>> Begin Supplied material

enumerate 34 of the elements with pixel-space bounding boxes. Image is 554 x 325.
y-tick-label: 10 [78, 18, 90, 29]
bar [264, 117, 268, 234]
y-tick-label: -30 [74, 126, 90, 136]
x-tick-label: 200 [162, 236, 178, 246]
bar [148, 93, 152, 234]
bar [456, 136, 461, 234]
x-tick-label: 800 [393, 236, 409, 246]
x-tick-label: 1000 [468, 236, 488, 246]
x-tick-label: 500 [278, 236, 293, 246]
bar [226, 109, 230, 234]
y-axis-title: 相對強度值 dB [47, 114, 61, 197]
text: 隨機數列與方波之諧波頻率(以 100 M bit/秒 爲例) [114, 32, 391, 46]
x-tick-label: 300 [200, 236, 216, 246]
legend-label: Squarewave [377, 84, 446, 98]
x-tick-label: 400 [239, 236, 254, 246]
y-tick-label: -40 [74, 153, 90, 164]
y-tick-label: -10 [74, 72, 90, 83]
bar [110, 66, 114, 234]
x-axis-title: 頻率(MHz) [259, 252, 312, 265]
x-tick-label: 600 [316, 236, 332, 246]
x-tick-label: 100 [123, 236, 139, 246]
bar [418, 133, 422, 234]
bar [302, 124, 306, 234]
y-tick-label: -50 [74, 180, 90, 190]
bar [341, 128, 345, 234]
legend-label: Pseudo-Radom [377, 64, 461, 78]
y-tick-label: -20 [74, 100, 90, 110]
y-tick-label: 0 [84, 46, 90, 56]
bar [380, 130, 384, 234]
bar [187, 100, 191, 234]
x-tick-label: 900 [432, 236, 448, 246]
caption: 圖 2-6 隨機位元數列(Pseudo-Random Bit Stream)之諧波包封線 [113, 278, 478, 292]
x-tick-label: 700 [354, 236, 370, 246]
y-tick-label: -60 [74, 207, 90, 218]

>> End Supplied material
>> Begin Supplied material

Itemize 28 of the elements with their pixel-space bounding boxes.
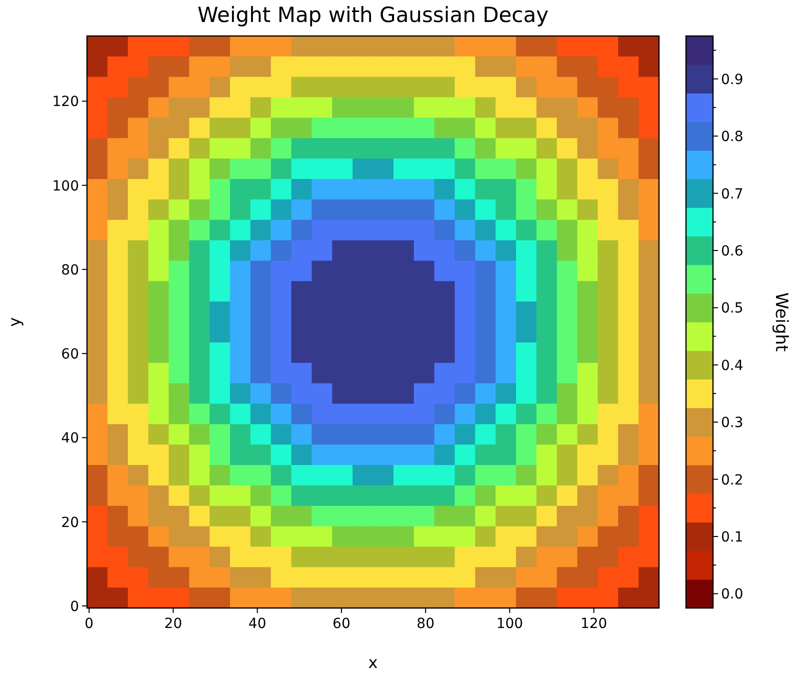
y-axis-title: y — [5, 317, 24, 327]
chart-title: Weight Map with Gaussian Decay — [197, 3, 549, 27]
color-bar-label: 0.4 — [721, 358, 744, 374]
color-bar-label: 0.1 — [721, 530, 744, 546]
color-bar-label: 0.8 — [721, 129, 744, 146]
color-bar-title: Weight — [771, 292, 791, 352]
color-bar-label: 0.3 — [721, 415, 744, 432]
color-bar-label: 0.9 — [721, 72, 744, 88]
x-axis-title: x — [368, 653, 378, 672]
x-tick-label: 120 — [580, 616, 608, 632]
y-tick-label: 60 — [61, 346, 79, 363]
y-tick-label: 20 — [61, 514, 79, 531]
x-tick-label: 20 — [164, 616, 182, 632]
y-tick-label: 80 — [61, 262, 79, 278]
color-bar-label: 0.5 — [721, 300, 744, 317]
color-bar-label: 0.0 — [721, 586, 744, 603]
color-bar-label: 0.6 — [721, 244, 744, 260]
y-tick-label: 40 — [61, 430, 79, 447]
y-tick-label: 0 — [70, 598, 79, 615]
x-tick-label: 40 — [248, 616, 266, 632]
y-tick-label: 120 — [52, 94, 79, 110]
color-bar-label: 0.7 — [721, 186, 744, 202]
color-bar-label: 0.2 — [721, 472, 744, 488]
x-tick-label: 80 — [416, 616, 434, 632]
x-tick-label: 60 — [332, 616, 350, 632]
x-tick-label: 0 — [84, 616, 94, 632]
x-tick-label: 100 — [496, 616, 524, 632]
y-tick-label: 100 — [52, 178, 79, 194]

>> End Supplied material

▶ _Given request_
Rewrite the records starting at the line containing "enumerate 34 of" and ending at the line containing "legend-label: Squarewave [377, 84, 446, 98]", both lines included, and replace "bar" with "column" while leaving everything else unchanged.

▶ _Completed task_
enumerate 34 of the elements with pixel-space bounding boxes. Image is 554 x 325.
y-tick-label: 10 [78, 18, 90, 29]
column [264, 117, 268, 234]
y-tick-label: -30 [74, 126, 90, 136]
x-tick-label: 200 [162, 236, 178, 246]
column [148, 93, 152, 234]
column [456, 136, 461, 234]
x-tick-label: 800 [393, 236, 409, 246]
x-tick-label: 1000 [468, 236, 488, 246]
x-tick-label: 500 [278, 236, 293, 246]
column [226, 109, 230, 234]
y-axis-title: 相對強度值 dB [47, 114, 61, 197]
text: 隨機數列與方波之諧波頻率(以 100 M bit/秒 爲例) [114, 32, 391, 46]
x-tick-label: 300 [200, 236, 216, 246]
legend-label: Squarewave [377, 84, 446, 98]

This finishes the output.